[Figure content listings]
■ ■ ■ ■ ■

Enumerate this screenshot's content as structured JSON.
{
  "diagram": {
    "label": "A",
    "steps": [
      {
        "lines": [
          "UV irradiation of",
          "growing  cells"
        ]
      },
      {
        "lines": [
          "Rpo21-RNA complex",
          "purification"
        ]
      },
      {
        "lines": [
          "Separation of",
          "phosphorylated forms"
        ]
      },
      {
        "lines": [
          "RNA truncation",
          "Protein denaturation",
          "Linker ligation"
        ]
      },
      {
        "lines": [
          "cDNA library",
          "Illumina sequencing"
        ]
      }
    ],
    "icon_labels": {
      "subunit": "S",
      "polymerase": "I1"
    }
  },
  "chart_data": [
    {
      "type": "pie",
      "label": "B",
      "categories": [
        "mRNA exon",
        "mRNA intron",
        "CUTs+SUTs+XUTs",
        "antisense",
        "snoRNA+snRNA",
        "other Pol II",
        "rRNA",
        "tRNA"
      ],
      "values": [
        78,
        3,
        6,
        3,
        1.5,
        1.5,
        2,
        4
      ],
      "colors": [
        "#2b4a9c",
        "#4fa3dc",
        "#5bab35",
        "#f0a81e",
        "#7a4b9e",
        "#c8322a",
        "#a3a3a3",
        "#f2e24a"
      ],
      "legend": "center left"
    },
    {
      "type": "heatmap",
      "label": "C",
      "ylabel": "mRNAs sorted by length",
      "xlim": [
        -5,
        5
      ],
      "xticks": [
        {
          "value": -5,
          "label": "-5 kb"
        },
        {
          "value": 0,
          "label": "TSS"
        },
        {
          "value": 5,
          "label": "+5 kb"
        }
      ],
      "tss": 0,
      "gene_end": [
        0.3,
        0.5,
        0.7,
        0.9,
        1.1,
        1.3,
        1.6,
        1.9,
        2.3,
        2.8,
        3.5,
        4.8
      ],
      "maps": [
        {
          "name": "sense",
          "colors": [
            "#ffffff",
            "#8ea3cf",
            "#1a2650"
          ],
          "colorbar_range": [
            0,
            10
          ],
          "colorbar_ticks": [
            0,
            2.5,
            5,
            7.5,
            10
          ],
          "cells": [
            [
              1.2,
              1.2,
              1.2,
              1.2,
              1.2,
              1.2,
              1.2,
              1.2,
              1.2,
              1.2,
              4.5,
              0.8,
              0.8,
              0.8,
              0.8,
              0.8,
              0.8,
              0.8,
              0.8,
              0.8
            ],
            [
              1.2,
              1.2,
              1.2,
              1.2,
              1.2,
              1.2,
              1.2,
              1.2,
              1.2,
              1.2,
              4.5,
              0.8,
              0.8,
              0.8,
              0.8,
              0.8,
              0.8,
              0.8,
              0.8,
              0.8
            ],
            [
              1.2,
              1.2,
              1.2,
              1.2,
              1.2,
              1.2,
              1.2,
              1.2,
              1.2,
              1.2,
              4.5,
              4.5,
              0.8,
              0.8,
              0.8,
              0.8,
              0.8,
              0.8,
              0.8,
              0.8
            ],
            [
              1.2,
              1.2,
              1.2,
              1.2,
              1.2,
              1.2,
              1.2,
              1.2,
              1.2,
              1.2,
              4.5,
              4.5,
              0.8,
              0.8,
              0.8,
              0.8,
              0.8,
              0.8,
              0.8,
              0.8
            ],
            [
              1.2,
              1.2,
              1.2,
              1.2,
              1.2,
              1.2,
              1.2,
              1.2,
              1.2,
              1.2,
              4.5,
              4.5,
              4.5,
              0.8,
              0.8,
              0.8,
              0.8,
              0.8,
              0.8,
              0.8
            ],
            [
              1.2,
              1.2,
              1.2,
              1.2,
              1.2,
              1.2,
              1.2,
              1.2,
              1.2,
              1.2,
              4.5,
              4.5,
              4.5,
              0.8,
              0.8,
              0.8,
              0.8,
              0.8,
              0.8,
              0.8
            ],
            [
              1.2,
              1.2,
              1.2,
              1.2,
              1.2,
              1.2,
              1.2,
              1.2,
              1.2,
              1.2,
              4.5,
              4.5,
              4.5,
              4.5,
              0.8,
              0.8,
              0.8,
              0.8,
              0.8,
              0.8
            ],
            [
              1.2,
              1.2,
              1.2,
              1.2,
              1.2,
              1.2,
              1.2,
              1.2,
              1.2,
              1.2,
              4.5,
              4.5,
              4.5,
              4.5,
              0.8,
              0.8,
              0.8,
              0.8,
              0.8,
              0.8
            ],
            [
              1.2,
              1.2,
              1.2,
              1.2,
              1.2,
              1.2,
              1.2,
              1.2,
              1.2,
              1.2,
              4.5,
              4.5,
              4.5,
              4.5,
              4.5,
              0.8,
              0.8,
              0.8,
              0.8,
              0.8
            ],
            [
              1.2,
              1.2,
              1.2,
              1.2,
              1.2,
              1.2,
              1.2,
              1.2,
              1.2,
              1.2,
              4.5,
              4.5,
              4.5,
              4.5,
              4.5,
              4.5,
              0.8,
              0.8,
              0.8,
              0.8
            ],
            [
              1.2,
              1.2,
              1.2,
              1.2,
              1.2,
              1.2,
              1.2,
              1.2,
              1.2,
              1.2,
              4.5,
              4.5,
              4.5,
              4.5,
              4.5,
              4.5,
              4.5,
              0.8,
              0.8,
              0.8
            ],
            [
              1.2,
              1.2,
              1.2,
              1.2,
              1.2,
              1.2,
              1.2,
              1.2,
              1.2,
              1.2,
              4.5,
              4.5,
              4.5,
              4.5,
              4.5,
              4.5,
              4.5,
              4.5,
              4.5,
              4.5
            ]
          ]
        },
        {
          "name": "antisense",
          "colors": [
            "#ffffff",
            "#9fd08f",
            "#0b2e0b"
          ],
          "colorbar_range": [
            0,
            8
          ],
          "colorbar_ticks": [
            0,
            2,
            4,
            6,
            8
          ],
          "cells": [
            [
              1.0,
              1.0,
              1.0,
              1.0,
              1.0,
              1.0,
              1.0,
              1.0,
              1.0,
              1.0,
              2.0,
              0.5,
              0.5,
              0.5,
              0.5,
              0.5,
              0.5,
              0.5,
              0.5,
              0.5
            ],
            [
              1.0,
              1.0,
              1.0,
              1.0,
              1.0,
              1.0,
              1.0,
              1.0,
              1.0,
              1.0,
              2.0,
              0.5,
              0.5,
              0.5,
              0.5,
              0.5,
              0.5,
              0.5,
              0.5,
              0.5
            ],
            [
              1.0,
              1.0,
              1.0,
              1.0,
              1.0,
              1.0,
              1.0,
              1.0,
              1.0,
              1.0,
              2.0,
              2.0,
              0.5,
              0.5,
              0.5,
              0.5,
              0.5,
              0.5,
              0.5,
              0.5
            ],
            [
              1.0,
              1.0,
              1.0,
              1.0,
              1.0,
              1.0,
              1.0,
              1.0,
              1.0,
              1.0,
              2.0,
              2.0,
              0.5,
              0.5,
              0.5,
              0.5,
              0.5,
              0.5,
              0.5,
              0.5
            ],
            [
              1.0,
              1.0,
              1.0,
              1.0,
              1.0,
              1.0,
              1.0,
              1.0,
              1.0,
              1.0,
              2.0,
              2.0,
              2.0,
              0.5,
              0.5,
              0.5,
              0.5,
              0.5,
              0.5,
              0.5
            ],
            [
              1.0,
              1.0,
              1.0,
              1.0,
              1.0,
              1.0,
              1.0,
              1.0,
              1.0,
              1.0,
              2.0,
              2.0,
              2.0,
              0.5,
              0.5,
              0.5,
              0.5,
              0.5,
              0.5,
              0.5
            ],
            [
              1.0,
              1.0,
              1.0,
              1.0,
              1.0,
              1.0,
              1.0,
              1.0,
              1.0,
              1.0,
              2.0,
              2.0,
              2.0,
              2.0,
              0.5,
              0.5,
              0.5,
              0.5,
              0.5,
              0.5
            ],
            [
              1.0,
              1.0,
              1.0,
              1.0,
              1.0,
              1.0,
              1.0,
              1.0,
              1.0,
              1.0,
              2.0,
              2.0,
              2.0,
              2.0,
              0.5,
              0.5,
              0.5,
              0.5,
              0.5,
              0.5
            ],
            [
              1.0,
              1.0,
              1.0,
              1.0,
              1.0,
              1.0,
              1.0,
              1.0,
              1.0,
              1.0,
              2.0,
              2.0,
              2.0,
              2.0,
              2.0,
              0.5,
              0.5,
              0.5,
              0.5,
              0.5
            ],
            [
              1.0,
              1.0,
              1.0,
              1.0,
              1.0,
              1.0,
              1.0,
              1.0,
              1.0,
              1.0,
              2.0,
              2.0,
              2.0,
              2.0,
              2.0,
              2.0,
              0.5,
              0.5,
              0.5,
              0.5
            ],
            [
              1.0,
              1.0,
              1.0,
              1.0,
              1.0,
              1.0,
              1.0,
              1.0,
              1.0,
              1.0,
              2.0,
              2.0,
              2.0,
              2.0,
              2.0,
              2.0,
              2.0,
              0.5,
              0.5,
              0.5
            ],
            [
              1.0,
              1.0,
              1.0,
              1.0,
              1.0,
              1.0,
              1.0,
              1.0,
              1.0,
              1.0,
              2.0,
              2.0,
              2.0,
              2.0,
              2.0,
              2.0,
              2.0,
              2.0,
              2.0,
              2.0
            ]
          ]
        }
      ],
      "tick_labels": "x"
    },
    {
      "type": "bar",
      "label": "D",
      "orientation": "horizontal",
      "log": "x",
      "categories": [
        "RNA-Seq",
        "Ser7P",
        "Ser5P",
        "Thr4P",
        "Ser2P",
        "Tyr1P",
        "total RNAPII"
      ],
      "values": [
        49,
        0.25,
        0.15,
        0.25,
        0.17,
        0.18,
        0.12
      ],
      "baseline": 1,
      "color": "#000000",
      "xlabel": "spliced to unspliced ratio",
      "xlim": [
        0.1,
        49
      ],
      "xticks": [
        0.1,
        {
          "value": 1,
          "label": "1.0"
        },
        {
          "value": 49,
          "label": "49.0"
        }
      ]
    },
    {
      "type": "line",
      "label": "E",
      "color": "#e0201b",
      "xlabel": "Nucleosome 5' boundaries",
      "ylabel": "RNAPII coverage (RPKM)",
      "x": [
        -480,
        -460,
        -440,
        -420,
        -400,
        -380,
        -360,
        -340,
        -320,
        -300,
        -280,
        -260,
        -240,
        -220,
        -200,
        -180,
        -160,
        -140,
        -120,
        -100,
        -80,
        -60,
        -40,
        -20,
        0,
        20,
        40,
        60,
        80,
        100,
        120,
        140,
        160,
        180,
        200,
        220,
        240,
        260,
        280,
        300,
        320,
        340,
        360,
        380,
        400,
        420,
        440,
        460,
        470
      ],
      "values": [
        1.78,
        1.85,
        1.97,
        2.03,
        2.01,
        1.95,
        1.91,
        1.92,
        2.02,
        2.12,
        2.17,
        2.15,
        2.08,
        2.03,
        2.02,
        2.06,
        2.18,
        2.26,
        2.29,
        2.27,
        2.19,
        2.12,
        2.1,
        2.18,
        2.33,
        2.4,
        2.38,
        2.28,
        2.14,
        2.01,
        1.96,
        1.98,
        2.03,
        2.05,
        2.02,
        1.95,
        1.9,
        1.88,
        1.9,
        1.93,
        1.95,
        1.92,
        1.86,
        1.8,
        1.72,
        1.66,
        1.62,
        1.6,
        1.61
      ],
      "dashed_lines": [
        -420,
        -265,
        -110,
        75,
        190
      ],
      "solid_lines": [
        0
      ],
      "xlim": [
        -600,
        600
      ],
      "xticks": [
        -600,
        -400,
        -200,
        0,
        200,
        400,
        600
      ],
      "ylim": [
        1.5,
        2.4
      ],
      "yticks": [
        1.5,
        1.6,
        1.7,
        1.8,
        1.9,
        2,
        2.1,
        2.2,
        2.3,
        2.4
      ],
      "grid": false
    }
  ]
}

■ ■ ■ ■ ■

WHAT THIS TASK INVOLVES -
All lines of the entries above where "type" turns up should be reported.

SOLUTION TO THE EXERCISE -
      "type": "pie",
      "type": "heatmap",
      "type": "bar",
      "type": "line",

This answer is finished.